── DATA EXTRACT ──

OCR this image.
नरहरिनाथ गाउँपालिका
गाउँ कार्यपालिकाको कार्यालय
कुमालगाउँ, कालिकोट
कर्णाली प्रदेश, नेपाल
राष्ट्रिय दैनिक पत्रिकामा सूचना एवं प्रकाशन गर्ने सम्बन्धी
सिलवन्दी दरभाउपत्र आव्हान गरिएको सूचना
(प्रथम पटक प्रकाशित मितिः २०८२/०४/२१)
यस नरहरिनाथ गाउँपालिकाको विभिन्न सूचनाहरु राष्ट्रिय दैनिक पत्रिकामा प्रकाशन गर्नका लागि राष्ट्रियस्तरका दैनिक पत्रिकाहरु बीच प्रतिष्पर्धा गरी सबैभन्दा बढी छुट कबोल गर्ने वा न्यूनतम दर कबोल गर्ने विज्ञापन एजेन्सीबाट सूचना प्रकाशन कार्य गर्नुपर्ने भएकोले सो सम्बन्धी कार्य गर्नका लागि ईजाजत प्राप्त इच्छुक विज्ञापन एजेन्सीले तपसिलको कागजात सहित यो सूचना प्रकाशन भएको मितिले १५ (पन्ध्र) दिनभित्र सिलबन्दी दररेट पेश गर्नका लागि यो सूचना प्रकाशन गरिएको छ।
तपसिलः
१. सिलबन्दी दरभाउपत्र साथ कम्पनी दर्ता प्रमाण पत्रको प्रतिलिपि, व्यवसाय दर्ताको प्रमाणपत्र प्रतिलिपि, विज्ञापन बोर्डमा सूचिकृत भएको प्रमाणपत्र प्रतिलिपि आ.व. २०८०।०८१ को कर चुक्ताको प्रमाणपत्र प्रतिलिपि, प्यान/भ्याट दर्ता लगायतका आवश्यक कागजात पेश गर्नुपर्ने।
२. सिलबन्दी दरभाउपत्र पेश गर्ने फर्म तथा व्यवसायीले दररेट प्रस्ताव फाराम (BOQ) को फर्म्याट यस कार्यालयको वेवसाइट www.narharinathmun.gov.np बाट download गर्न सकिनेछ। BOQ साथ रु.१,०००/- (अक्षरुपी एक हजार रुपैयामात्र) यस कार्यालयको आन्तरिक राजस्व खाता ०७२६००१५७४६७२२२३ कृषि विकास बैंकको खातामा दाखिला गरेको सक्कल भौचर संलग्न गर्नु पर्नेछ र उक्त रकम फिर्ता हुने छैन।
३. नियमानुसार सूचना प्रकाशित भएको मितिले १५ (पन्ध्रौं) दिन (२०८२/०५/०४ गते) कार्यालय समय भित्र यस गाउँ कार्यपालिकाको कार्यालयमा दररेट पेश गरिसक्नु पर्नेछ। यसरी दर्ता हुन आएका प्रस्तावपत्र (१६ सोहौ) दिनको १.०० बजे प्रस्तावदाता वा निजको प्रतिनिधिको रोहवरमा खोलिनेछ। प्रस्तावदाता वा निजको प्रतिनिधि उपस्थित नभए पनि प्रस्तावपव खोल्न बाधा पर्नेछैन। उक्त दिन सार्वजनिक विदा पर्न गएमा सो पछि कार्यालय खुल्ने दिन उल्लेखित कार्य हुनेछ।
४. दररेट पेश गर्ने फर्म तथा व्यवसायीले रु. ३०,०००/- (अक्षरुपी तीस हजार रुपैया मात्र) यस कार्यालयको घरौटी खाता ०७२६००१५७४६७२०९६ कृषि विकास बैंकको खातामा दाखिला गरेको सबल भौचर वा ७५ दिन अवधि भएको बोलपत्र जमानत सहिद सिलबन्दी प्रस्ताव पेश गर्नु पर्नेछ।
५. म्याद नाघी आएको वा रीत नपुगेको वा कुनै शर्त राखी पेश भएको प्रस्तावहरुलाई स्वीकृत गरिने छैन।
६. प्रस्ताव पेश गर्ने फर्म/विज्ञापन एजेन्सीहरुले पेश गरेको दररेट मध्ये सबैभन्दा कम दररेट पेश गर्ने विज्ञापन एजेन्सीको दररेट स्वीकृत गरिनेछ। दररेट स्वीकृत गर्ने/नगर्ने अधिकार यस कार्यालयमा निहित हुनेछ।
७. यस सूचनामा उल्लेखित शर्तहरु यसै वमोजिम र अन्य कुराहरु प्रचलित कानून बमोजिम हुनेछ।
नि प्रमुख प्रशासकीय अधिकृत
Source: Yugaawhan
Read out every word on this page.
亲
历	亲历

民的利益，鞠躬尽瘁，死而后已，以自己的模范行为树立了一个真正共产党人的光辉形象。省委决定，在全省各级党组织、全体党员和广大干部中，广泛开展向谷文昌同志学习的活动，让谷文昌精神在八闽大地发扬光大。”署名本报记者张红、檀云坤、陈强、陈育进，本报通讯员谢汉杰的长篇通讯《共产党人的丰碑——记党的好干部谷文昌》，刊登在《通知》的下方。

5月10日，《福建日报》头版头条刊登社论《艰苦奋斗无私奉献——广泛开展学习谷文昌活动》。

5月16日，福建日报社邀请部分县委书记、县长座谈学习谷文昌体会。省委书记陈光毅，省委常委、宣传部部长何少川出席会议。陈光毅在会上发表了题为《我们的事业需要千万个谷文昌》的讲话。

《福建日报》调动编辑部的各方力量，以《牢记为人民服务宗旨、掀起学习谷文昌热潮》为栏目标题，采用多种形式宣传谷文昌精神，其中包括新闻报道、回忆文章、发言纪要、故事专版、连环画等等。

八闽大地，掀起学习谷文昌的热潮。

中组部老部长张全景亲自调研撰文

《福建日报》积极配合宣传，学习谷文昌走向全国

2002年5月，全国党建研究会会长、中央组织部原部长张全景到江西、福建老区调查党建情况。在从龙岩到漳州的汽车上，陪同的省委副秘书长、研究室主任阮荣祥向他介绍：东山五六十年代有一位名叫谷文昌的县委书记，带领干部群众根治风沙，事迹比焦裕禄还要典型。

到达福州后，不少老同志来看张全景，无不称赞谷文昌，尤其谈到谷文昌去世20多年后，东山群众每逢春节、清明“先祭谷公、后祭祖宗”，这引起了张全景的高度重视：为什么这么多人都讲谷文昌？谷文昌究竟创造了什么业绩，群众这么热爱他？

───

**THE REQUEST**
Extract from the data every line where "this" shows up.

**THE SOLUTION**
OCR this image.
Read out every word on this page.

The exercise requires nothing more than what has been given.